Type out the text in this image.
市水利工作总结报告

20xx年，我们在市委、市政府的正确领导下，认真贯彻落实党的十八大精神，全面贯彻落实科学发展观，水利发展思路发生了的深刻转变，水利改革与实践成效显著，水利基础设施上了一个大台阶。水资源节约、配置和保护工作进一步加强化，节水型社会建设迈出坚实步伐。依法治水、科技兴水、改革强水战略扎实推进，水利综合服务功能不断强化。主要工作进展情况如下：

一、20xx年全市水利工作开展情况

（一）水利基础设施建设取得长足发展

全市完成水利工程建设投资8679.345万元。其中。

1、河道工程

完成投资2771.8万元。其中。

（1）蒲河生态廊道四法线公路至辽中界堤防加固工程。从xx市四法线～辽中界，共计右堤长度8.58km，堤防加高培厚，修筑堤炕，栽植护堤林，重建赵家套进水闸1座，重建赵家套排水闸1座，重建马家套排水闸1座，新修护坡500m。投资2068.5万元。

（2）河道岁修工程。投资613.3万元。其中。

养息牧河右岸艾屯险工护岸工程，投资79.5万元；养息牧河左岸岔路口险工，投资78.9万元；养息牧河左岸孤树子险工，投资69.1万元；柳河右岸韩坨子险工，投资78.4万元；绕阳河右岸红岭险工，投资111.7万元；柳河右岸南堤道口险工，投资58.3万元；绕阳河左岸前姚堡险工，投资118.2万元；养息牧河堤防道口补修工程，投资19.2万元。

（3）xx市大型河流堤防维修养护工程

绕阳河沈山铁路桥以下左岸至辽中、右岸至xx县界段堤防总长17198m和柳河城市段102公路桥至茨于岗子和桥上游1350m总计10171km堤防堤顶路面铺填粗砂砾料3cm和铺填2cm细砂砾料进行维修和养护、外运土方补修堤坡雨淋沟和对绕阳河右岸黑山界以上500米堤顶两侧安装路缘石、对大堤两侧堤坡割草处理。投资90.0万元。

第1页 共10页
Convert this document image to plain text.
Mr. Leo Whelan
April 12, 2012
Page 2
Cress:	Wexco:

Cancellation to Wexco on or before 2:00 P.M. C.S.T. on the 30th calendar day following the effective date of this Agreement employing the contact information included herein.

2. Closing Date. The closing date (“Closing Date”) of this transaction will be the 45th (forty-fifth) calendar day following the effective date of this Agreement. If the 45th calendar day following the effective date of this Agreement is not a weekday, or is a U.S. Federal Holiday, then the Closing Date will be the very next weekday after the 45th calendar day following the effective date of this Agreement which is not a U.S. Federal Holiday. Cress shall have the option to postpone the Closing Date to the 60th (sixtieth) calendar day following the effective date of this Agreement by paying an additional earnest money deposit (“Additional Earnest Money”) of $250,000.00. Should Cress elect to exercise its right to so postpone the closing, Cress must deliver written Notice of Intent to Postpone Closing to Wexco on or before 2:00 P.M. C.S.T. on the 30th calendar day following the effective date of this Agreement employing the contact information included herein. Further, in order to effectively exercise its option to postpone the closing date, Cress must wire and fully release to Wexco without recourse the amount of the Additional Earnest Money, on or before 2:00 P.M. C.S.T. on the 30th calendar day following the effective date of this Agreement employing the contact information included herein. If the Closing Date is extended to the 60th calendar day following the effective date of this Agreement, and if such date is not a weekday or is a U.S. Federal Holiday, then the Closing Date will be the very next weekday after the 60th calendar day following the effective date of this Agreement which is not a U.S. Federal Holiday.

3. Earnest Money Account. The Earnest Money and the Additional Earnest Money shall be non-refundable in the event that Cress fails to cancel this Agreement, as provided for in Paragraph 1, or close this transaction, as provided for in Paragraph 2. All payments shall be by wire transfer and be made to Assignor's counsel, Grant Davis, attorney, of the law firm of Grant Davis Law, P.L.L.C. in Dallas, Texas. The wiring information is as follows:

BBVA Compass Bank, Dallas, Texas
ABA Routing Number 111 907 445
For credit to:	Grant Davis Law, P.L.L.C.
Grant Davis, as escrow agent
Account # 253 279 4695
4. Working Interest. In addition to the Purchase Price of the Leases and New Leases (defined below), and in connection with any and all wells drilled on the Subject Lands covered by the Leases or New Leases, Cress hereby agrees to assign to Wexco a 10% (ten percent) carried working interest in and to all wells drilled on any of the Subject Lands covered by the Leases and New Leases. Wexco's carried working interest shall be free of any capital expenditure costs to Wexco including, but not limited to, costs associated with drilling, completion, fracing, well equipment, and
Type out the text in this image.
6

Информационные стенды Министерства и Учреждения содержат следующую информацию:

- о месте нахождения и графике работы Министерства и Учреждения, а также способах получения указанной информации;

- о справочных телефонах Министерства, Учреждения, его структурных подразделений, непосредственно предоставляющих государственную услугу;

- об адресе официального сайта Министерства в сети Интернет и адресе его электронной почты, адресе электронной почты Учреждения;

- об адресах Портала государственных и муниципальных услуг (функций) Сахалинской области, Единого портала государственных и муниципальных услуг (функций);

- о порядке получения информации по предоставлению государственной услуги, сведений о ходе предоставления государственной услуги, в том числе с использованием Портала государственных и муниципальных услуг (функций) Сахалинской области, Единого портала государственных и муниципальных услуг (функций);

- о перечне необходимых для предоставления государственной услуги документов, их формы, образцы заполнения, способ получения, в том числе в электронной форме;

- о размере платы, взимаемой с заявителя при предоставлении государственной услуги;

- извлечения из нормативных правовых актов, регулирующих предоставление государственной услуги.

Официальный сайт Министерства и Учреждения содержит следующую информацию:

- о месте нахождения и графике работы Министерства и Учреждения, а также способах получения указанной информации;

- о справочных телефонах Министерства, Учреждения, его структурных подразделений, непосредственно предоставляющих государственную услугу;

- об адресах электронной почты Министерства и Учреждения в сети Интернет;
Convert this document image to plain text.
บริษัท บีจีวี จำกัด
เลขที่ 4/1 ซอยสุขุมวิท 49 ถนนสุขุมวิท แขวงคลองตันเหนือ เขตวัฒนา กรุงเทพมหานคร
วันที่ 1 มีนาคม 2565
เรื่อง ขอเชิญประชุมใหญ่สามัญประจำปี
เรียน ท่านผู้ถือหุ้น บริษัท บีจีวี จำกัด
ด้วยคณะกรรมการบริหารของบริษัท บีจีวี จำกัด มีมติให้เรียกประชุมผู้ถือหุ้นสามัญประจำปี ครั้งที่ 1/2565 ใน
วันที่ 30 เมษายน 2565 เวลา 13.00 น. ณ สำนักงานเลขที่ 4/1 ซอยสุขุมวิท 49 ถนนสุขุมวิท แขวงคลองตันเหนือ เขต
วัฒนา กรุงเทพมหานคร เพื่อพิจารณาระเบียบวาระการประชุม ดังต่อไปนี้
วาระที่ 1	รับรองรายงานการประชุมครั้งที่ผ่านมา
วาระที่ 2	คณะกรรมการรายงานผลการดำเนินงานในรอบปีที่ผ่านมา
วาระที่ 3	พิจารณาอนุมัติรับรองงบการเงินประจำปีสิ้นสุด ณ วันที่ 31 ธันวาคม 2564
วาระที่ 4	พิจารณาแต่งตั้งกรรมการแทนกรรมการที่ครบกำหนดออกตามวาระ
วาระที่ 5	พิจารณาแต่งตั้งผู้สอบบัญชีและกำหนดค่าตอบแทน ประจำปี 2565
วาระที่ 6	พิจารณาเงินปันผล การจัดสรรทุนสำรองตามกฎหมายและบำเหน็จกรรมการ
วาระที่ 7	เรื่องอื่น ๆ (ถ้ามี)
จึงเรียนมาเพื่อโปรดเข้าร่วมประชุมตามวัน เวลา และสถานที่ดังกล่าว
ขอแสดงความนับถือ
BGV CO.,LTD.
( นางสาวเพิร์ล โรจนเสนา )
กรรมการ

Exercise task: Pick out all the lines with the word "Единого" in them and copy them.

Reply to the task:
- об адресах Портала государственных и муниципальных услуг (функций) Сахалинской области, Единого портала государственных и муниципальных услуг (функций);
- о порядке получения информации по предоставлению государственной услуги, сведений о ходе предоставления государственной услуги, в том числе с использованием Портала государственных и муниципальных услуг (функций) Сахалинской области, Единого портала государственных и муниципальных услуг (функций);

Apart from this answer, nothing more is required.